**WHAT THE TASK REQUIRES**.
Write out the project page again, starting with "This is a micro-controller" and going on through "extremely helpful community.", and substitute "remarkably" for "ridiculously".

**ARTICLE**.
══════════
This page is dedicated to the IR Water Mark's group projects that are not related to their semester-long project.

Video of our simple stepper motor testing: http://youtu.be/-yGPs-rVxMg

Arduino:

This is a micro-controller which is ridiculously easy to program. It is open source and has become extremely popular due to its flexibility and it's ease of use. The Arduino UNO was used to control the stepper motors in this exercise. It contains an ATmega328 and has 14 digital in/out-put pins, 6 analog inputs. It operates on 5 Volts with 32KB of memory and with a max clock speed of 16 Mega-Hertz. No previous experience is necessary since the programming of the board is simple, especially since code can be found on arduino.cc/forun/ already made by the Arduino's extensive and extremely helpful community.

Stepper Motor:

Instead of continuously spinning like DC motors or rotating to specific angles like servo motors when powered, stepper motors rotate specific fractions of revolutions called a “step.” The convention for stepper motors is for one step to be equivalent to 1.8 degrees, or 1/200th of a full revolution. Using a microcontroller, such as an Arduino, a stepper motor can be programmed to rotate to very precise locations. This is accomplished with the use of electromagnets. Mounted to the central shaft of the motor is a magnet in the shape of a gear, where each tooth is slightly offset from electromagnets that surround interior of the motor. By providing power to one of these electromagnets, magnetic attractions are induced and the gear rotates 1.8 degrees to align a tooth with an electromagnet opposite its polarity. By providing voltage to different electromagnets at different rates, the gear will spin the motor shaft at a desired angular speed, direction, and magnitude of revolution. These specifics are determined by which of the 4,5,6 or 8 wires protruding from the motor are connected to power at any given instant, a complicated process that is ultimately controlled by the Arduino microcontroller.

For the drawbot competition, the stepper motors are on obvious choice. Since they allow for incredibly precise manipulation, drawing a shape becomes a function of the number of steps rather than determining angular displacements of DC motors in specific timer intervals. Two stepper motors will be used in the competition and will be used to rotate pulleys that guide the ropes, which support the pen. Although it requires more programming than just delivering power to a motor, it will be much easier to get the mechanics of our drawbot to function properly.

Power Supply:

The power supply is responsible for allowing the Arduino to function and to output voltages to power the rest of the drawbot setup (i.e. the motor shield and stepper motors). Although the Arduino itself can operate with only the power coming through the USB connection to the computer, about 5-6 volts, connection to a 9 volt power source is necessary to control the stepper motors. Consequently, after uploading the program, the Arduino must be connected to a 9 volt source directly from a wall outlet or to a 9 volt battery pack. Since the drawbot will have to be hung on the wall, a battery pack must be used to avoid the inconveniences of plugging into a wall outlet while still being able to deliver the appropriate voltage to the stepper motors. Without the power supply, the entire drawbot setup would be entirely useless.
══════════
**GIVEN DATA**.
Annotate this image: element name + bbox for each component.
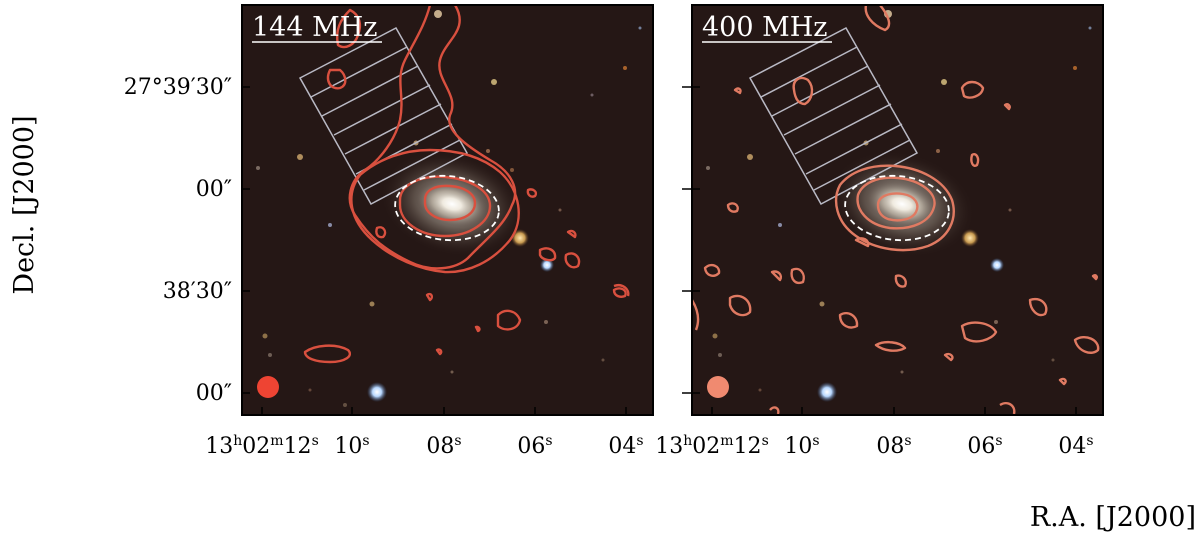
══════════
**EXERCISE SOLUTION**.
This is a micro-controller which is remarkably easy to program. It is open source and has become extremely popular due to its flexibility and it's ease of use. The Arduino UNO was used to control the stepper motors in this exercise. It contains an ATmega328 and has 14 digital in/out-put pins, 6 analog inputs. It operates on 5 Volts with 32KB of memory and with a max clock speed of 16 Mega-Hertz. No previous experience is necessary since the programming of the board is simple, especially since code can be found on arduino.cc/forun/ already made by the Arduino's extensive and extremely helpful community.